Check each line of the material below, and copy it if it holds the string "وكذلك".

Entries taken from a collection
*****
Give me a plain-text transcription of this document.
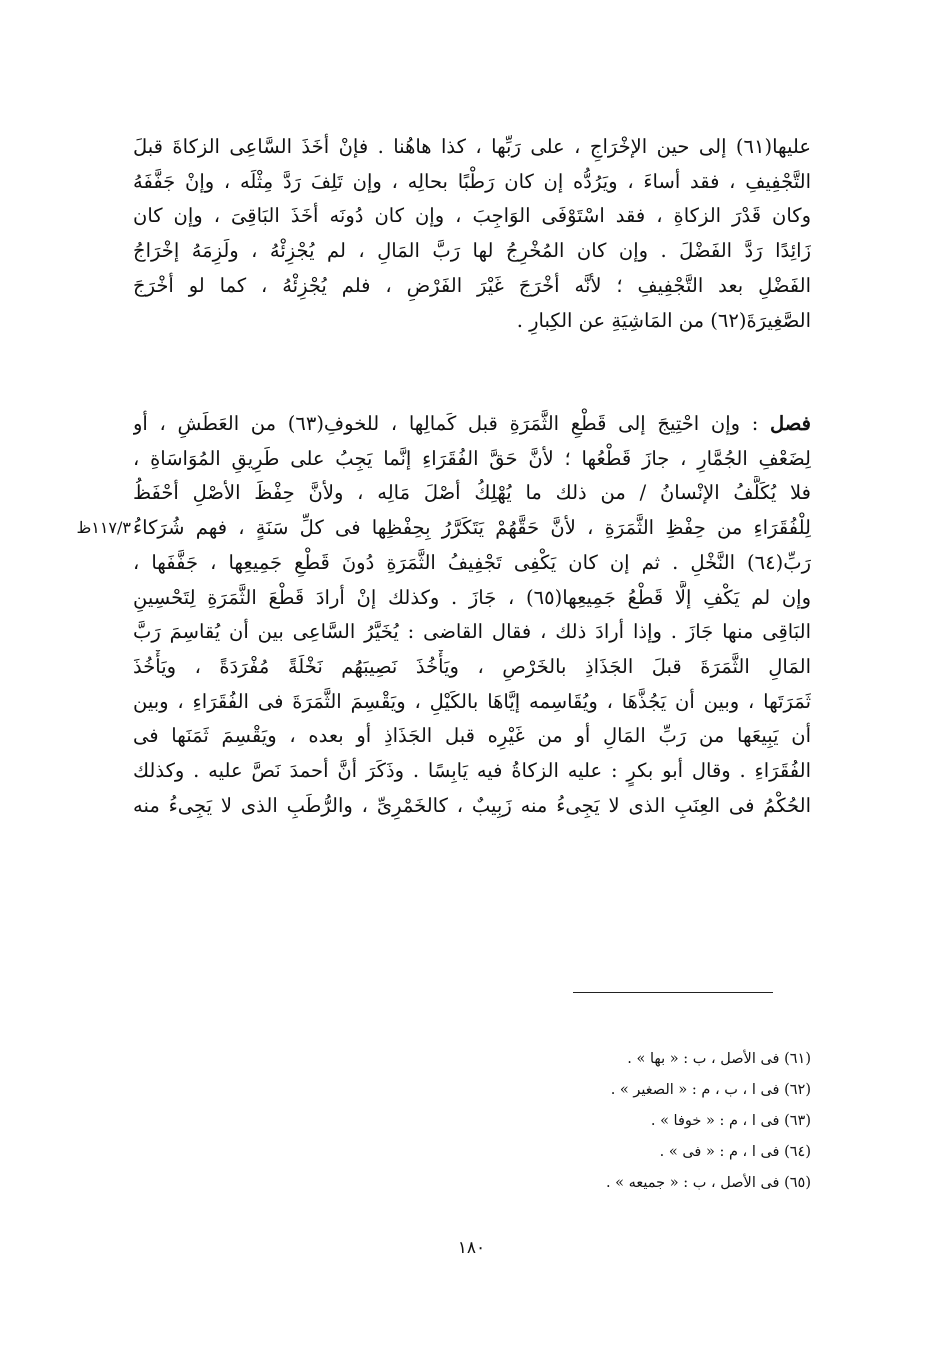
عليها(٦١) إلى حين الإخْرَاجِ ، على رَبِّها ، كذا هاهُنا . فإنْ أخَذَ السَّاعِى الزكاةَ قبلَ
التَّجْفِيفِ ، فقد أساءَ ، ويَرُدُّه إن كان رَطْبًا بحالِه ، وإن تَلِفَ رَدَّ مِثْلَه ، وإنْ جَفَّفَهُ
وكان قَدْرَ الزكاةِ ، فقد اسْتَوْفَى الوَاجِبَ ، وإن كان دُونَه أخَذَ البَاقِىَ ، وإن كان
زَائِدًا رَدَّ الفَضْلَ . وإن كان المُخْرِجُ لها رَبَّ المَالِ ، لم يُجْزِئْهُ ، ولَزِمَهُ إخْرَاجُ
الفَضْلِ بعد التَّجْفِيفِ ؛ لأنَّه أخْرَجَ غَيْرَ الفَرْضِ ، فلم يُجْزِئْهُ ، كما لو أخْرَجَ
الصَّغِيرَةَ(٦٢) من المَاشِيَةِ عن الكِبارِ .
فصل : وإن احْتِيجَ إلى قَطْعِ الثَّمَرَةِ قبل كَمالِها ، للخوفِ(٦٣) من العَطَشِ ، أو
لِضَعْفِ الجُمَّارِ ، جازَ قَطْعُها ؛ لأنَّ حَقَّ الفُقَرَاءِ إنَّما يَجِبُ على طَرِيقِ المُوَاسَاةِ ،
فلا يُكَلَّفُ الإنْسانُ / من ذلك ما يُهْلِكُ أصْلَ مَالِه ، ولأنَّ حِفْظَ الأصْلِ أحْفَظُ
لِلْفُقَرَاءِ من حِفْظِ الثَّمَرَةِ ، لأنَّ حَقَّهُمْ يَتَكَرَّرُ بِحِفْظِها فى كلِّ سَنَةٍ ، فهم شُرَكاءُ
رَبِّ(٦٤) النَّخْلِ . ثم إن كان يَكْفِى تَجْفِيفُ الثَّمَرَةِ دُونَ قَطْعِ جَمِيعِها ، جَفَّفَها ،
وإن لم يَكْفِ إلَّا قَطْعُ جَمِيعِها(٦٥) ، جَازَ . وكذلك إنْ أرادَ قَطْعَ الثَّمَرَةِ لِتَحْسِينِ
البَاقِى منها جَازَ . وإذا أرادَ ذلك ، فقال القاضى : يُخَيَّرُ السَّاعِى بين أن يُقاسِمَ رَبَّ
المَالِ الثَّمَرَةَ قبلَ الجَذَاذِ بالخَرْصِ ، ويَأْخُذَ نَصِيبَهُم نَخْلَةً مُفْرَدَةً ، ويَأْخُذَ
ثَمَرَتَها ، وبين أن يَجُذَّهَا ، ويُقَاسِمه إيَّاهَا بالكَيْلِ ، ويَقْسِمَ الثَّمَرَةَ فى الفُقَرَاءِ ، وبين
أن يَبِيعَها من رَبِّ المَالِ أو من غَيْرِه قبل الجَذَاذِ أو بعده ، ويَقْسِمَ ثَمَنَها فى
الفُقَرَاءِ . وقال أبو بكرٍ : عليه الزكاةُ فيه يَابِسًا . وذَكَرَ أنَّ أحمدَ نَصَّ عليه . وكذلك
الحُكْمُ فى العِنَبِ الذى لا يَجِىءُ منه زَبِيبٌ ، كالخَمْرِىِّ ، والرُّطَبِ الذى لا يَجِىءُ منه
١١٧/٣ظ
(٦١) فى الأصل ، ب : « بها » .
(٦٢) فى ا ، ب ، م : « الصغير » .
(٦٣) فى ا ، م : « خوفا » .
(٦٤) فى ا ، م : « فى » .
(٦٥) فى الأصل ، ب : « جميعه » .
١٨٠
*****
**Solution to the problem**
وإن لم يَكْفِ إلَّا قَطْعُ جَمِيعِها(٦٥) ، جَازَ . وكذلك إنْ أرادَ قَطْعَ الثَّمَرَةِ لِتَحْسِينِ
الفُقَرَاءِ . وقال أبو بكرٍ : عليه الزكاةُ فيه يَابِسًا . وذَكَرَ أنَّ أحمدَ نَصَّ عليه . وكذلك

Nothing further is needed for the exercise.